──────── RECORDS

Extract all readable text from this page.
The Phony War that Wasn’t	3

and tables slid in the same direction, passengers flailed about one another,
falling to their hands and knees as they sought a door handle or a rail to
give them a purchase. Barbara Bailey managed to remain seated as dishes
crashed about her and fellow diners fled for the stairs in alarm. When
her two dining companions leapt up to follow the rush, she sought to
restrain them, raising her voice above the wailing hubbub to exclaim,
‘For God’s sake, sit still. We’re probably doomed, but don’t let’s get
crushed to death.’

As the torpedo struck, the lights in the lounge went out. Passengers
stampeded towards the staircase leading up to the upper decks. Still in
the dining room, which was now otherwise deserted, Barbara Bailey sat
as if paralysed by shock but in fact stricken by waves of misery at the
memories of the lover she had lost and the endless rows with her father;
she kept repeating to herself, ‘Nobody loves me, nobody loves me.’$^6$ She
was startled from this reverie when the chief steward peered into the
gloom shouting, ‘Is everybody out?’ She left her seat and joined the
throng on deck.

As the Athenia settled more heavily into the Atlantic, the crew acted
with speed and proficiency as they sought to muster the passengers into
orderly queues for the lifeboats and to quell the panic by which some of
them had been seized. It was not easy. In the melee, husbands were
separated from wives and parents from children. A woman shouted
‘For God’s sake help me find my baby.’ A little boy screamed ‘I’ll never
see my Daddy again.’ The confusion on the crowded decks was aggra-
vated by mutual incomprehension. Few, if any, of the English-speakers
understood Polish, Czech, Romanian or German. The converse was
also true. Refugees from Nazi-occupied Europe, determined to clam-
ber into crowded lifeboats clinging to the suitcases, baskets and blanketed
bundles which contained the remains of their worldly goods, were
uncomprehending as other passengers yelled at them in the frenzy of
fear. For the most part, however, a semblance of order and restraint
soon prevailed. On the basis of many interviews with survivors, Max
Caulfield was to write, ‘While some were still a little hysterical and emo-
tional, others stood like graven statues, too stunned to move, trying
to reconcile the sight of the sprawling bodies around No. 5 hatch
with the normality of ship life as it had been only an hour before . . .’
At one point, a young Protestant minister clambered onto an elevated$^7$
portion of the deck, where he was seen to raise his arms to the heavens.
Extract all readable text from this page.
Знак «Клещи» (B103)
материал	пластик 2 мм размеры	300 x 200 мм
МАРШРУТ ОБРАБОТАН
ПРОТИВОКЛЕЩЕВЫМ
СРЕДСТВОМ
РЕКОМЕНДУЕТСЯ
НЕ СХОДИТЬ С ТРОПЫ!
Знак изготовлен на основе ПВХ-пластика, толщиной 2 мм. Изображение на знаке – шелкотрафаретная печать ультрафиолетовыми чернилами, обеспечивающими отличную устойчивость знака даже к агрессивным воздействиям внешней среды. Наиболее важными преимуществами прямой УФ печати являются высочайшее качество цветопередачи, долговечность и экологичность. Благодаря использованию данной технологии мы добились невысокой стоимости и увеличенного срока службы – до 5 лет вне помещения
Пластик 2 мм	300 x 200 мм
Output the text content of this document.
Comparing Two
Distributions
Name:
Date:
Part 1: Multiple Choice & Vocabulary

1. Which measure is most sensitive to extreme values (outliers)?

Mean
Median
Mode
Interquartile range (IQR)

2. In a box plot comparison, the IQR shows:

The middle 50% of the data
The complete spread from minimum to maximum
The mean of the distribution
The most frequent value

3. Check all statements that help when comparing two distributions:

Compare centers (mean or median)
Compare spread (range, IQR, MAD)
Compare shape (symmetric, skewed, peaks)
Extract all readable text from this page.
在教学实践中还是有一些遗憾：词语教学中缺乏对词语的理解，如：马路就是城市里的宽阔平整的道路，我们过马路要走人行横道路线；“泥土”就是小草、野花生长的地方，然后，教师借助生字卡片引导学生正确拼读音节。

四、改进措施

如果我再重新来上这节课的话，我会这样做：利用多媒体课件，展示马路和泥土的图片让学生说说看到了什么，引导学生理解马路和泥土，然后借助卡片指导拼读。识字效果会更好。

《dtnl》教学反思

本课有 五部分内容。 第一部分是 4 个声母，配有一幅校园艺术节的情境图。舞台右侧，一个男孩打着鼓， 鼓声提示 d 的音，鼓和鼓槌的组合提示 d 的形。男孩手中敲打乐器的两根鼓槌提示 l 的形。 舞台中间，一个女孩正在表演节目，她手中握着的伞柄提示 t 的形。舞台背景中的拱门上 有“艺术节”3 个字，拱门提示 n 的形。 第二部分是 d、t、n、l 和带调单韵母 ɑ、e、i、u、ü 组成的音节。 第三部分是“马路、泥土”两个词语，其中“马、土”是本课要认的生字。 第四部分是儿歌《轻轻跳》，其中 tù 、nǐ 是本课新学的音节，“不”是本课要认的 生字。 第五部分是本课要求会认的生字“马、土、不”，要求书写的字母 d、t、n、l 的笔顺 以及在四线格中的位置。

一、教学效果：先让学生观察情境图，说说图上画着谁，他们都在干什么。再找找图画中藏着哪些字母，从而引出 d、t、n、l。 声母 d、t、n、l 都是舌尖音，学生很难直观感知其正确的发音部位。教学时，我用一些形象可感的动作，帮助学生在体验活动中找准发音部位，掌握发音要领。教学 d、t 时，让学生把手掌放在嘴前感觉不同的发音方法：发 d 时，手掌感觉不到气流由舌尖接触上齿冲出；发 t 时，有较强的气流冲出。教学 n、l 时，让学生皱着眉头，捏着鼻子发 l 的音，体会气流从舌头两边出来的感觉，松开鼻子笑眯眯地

────────────────

BRIEF:
Restate every record exactly, leaving nothing out.

COMPLETED TASK:
Extract all readable text from this page.
The Phony War that Wasn’t	3

and tables slid in the same direction, passengers flailed about one another,
falling to their hands and knees as they sought a door handle or a rail to
give them a purchase. Barbara Bailey managed to remain seated as dishes
crashed about her and fellow diners fled for the stairs in alarm. When
her two dining companions leapt up to follow the rush, she sought to
restrain them, raising her voice above the wailing hubbub to exclaim,
‘For God’s sake, sit still. We’re probably doomed, but don’t let’s get
crushed to death.’

As the torpedo struck, the lights in the lounge went out. Passengers
stampeded towards the staircase leading up to the upper decks. Still in
the dining room, which was now otherwise deserted, Barbara Bailey sat
as if paralysed by shock but in fact stricken by waves of misery at the
memories of the lover she had lost and the endless rows with her father;
she kept repeating to herself, ‘Nobody loves me, nobody loves me.’$^6$ She
was startled from this reverie when the chief steward peered into the
gloom shouting, ‘Is everybody out?’ She left her seat and joined the
throng on deck.

As the Athenia settled more heavily into the Atlantic, the crew acted
with speed and proficiency as they sought to muster the passengers into
orderly queues for the lifeboats and to quell the panic by which some of
them had been seized. It was not easy. In the melee, husbands were
separated from wives and parents from children. A woman shouted
‘For God’s sake help me find my baby.’ A little boy screamed ‘I’ll never
see my Daddy again.’ The confusion on the crowded decks was aggra-
vated by mutual incomprehension. Few, if any, of the English-speakers
understood Polish, Czech, Romanian or German. The converse was
also true. Refugees from Nazi-occupied Europe, determined to clam-
ber into crowded lifeboats clinging to the suitcases, baskets and blanketed
bundles which contained the remains of their worldly goods, were
uncomprehending as other passengers yelled at them in the frenzy of
fear. For the most part, however, a semblance of order and restraint
soon prevailed. On the basis of many interviews with survivors, Max
Caulfield was to write, ‘While some were still a little hysterical and emo-
tional, others stood like graven statues, too stunned to move, trying
to reconcile the sight of the sprawling bodies around No. 5 hatch
with the normality of ship life as it had been only an hour before . . .’
At one point, a young Protestant minister clambered onto an elevated$^7$
portion of the deck, where he was seen to raise his arms to the heavens.
Extract all readable text from this page.
Знак «Клещи» (B103)
материал	пластик 2 мм размеры	300 x 200 мм
МАРШРУТ ОБРАБОТАН
ПРОТИВОКЛЕЩЕВЫМ
СРЕДСТВОМ
РЕКОМЕНДУЕТСЯ
НЕ СХОДИТЬ С ТРОПЫ!
Знак изготовлен на основе ПВХ-пластика, толщиной 2 мм. Изображение на знаке – шелкотрафаретная печать ультрафиолетовыми чернилами, обеспечивающими отличную устойчивость знака даже к агрессивным воздействиям внешней среды. Наиболее важными преимуществами прямой УФ печати являются высочайшее качество цветопередачи, долговечность и экологичность. Благодаря использованию данной технологии мы добились невысокой стоимости и увеличенного срока службы – до 5 лет вне помещения
Пластик 2 мм	300 x 200 мм
Output the text content of this document.
Comparing Two
Distributions
Name:
Date:
Part 1: Multiple Choice & Vocabulary

1. Which measure is most sensitive to extreme values (outliers)?

Mean
Median
Mode
Interquartile range (IQR)

2. In a box plot comparison, the IQR shows:

The middle 50% of the data
The complete spread from minimum to maximum
The mean of the distribution
The most frequent value

3. Check all statements that help when comparing two distributions:

Compare centers (mean or median)
Compare spread (range, IQR, MAD)
Compare shape (symmetric, skewed, peaks)
Extract all readable text from this page.
在教学实践中还是有一些遗憾：词语教学中缺乏对词语的理解，如：马路就是城市里的宽阔平整的道路，我们过马路要走人行横道路线；“泥土”就是小草、野花生长的地方，然后，教师借助生字卡片引导学生正确拼读音节。

四、改进措施

如果我再重新来上这节课的话，我会这样做：利用多媒体课件，展示马路和泥土的图片让学生说说看到了什么，引导学生理解马路和泥土，然后借助卡片指导拼读。识字效果会更好。

《dtnl》教学反思

本课有 五部分内容。 第一部分是 4 个声母，配有一幅校园艺术节的情境图。舞台右侧，一个男孩打着鼓， 鼓声提示 d 的音，鼓和鼓槌的组合提示 d 的形。男孩手中敲打乐器的两根鼓槌提示 l 的形。 舞台中间，一个女孩正在表演节目，她手中握着的伞柄提示 t 的形。舞台背景中的拱门上 有“艺术节”3 个字，拱门提示 n 的形。 第二部分是 d、t、n、l 和带调单韵母 ɑ、e、i、u、ü 组成的音节。 第三部分是“马路、泥土”两个词语，其中“马、土”是本课要认的生字。 第四部分是儿歌《轻轻跳》，其中 tù 、nǐ 是本课新学的音节，“不”是本课要认的 生字。 第五部分是本课要求会认的生字“马、土、不”，要求书写的字母 d、t、n、l 的笔顺 以及在四线格中的位置。

一、教学效果：先让学生观察情境图，说说图上画着谁，他们都在干什么。再找找图画中藏着哪些字母，从而引出 d、t、n、l。 声母 d、t、n、l 都是舌尖音，学生很难直观感知其正确的发音部位。教学时，我用一些形象可感的动作，帮助学生在体验活动中找准发音部位，掌握发音要领。教学 d、t 时，让学生把手掌放在嘴前感觉不同的发音方法：发 d 时，手掌感觉不到气流由舌尖接触上齿冲出；发 t 时，有较强的气流冲出。教学 n、l 时，让学生皱着眉头，捏着鼻子发 l 的音，体会气流从舌头两边出来的感觉，松开鼻子笑眯眯地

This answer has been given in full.